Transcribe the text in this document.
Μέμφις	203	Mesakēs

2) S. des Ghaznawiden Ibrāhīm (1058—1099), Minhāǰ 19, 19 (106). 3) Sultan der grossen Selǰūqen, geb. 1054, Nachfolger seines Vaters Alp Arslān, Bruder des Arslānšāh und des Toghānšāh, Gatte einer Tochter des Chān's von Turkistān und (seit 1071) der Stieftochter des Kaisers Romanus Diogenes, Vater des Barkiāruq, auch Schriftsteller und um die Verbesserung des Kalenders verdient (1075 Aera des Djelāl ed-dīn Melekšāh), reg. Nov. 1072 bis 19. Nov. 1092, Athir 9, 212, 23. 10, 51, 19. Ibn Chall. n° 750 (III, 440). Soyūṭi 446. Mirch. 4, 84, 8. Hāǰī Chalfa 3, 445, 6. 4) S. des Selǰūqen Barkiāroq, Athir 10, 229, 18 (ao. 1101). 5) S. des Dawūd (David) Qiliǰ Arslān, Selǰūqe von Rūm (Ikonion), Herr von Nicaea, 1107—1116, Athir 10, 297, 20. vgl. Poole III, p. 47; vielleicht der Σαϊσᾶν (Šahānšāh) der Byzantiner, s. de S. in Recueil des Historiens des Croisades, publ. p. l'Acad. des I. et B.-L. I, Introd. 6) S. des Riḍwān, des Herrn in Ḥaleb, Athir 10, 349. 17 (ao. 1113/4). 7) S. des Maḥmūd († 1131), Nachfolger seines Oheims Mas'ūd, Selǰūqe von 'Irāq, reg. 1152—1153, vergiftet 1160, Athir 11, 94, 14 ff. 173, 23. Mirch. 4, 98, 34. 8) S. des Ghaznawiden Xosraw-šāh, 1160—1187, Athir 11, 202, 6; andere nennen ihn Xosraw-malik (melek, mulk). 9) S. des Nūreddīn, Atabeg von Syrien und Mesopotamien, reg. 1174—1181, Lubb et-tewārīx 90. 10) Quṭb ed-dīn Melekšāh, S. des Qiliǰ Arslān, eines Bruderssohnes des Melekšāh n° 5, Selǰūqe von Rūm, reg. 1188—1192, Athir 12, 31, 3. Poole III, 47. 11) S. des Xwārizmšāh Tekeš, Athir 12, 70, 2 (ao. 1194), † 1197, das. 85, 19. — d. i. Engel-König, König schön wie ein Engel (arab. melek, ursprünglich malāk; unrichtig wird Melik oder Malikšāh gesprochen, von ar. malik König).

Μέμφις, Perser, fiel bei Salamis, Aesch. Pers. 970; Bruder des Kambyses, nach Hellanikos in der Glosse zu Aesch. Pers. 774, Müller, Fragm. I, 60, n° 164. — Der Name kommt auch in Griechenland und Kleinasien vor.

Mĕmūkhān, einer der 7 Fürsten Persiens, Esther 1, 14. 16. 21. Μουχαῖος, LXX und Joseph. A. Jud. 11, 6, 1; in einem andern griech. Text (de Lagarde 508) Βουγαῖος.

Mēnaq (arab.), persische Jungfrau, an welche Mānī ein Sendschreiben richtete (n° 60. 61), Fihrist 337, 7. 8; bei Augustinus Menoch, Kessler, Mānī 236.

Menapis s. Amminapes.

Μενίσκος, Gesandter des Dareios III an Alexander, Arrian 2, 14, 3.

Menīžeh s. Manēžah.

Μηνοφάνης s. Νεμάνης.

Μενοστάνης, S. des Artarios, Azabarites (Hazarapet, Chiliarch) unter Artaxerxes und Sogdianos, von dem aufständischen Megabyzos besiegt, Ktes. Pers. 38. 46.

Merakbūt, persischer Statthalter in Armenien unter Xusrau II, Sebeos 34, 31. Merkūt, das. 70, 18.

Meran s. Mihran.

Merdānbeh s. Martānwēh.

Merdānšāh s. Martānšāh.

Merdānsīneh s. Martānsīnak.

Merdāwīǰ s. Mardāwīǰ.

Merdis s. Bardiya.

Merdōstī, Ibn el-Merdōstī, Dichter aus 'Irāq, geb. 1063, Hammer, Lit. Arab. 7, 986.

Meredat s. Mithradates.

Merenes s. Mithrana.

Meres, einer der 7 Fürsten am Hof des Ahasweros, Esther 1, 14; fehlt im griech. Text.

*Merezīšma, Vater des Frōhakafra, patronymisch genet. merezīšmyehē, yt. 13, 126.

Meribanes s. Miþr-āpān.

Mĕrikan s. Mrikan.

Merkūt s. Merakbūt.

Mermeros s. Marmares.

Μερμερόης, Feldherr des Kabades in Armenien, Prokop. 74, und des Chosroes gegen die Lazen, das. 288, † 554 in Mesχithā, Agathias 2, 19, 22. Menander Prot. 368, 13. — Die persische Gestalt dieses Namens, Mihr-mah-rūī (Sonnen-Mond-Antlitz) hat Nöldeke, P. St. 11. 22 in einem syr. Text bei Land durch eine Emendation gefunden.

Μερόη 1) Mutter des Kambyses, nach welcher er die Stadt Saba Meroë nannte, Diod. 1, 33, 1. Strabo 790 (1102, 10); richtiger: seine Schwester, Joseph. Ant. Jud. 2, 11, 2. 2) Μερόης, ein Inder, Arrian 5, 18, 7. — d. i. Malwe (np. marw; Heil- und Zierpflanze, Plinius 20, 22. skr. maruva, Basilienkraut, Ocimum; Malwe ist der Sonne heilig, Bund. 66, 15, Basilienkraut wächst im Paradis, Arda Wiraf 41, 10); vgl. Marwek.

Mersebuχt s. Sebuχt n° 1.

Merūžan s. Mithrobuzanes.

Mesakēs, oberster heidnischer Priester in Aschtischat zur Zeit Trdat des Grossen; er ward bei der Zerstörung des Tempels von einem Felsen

::::::::

State how many lines in the records above contain the word "Kambyses". Give nothing but the number.

2